_Rows_
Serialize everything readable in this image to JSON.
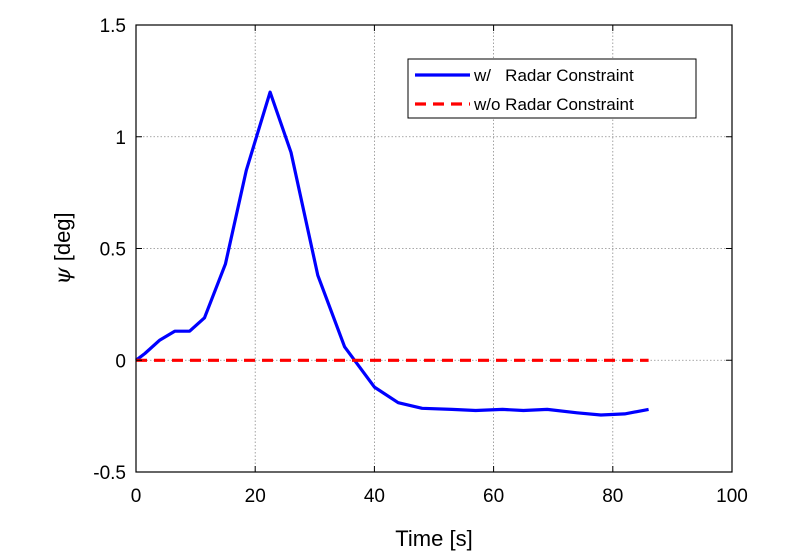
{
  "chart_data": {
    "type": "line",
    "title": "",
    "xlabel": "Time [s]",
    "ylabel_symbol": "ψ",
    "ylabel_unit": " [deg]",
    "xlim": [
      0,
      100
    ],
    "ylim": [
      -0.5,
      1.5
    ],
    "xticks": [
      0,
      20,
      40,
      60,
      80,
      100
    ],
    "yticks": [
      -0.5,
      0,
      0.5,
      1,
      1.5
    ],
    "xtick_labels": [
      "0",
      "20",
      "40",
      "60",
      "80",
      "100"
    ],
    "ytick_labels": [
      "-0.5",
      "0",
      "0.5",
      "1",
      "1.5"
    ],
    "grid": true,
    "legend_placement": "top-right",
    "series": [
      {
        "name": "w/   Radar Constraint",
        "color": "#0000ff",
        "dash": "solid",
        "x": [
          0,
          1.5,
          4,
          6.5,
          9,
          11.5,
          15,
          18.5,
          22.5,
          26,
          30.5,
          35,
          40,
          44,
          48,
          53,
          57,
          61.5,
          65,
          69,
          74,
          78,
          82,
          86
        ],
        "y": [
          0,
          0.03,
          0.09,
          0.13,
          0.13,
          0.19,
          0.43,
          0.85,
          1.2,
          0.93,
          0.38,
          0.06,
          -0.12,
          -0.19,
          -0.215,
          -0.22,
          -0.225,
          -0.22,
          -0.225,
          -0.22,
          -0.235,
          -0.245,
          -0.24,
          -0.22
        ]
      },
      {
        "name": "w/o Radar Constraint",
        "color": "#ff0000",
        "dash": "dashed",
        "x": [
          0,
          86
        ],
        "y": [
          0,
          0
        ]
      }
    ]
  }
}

_What you will do_
Write out the records above exactly as they stand, leaving out every picture.

_Result below_
Serialize everything readable in this image to JSON.
{
  "chart_data": {
    "type": "line",
    "title": "",
    "xlabel": "Time [s]",
    "ylabel_symbol": "ψ",
    "ylabel_unit": " [deg]",
    "xlim": [
      0,
      100
    ],
    "ylim": [
      -0.5,
      1.5
    ],
    "xticks": [
      0,
      20,
      40,
      60,
      80,
      100
    ],
    "yticks": [
      -0.5,
      0,
      0.5,
      1,
      1.5
    ],
    "xtick_labels": [
      "0",
      "20",
      "40",
      "60",
      "80",
      "100"
    ],
    "ytick_labels": [
      "-0.5",
      "0",
      "0.5",
      "1",
      "1.5"
    ],
    "grid": true,
    "legend_placement": "top-right",
    "series": [
      {
        "name": "w/   Radar Constraint",
        "color": "#0000ff",
        "dash": "solid",
        "x": [
          0,
          1.5,
          4,
          6.5,
          9,
          11.5,
          15,
          18.5,
          22.5,
          26,
          30.5,
          35,
          40,
          44,
          48,
          53,
          57,
          61.5,
          65,
          69,
          74,
          78,
          82,
          86
        ],
        "y": [
          0,
          0.03,
          0.09,
          0.13,
          0.13,
          0.19,
          0.43,
          0.85,
          1.2,
          0.93,
          0.38,
          0.06,
          -0.12,
          -0.19,
          -0.215,
          -0.22,
          -0.225,
          -0.22,
          -0.225,
          -0.22,
          -0.235,
          -0.245,
          -0.24,
          -0.22
        ]
      },
      {
        "name": "w/o Radar Constraint",
        "color": "#ff0000",
        "dash": "dashed",
        "x": [
          0,
          86
        ],
        "y": [
          0,
          0
        ]
      }
    ]
  }
}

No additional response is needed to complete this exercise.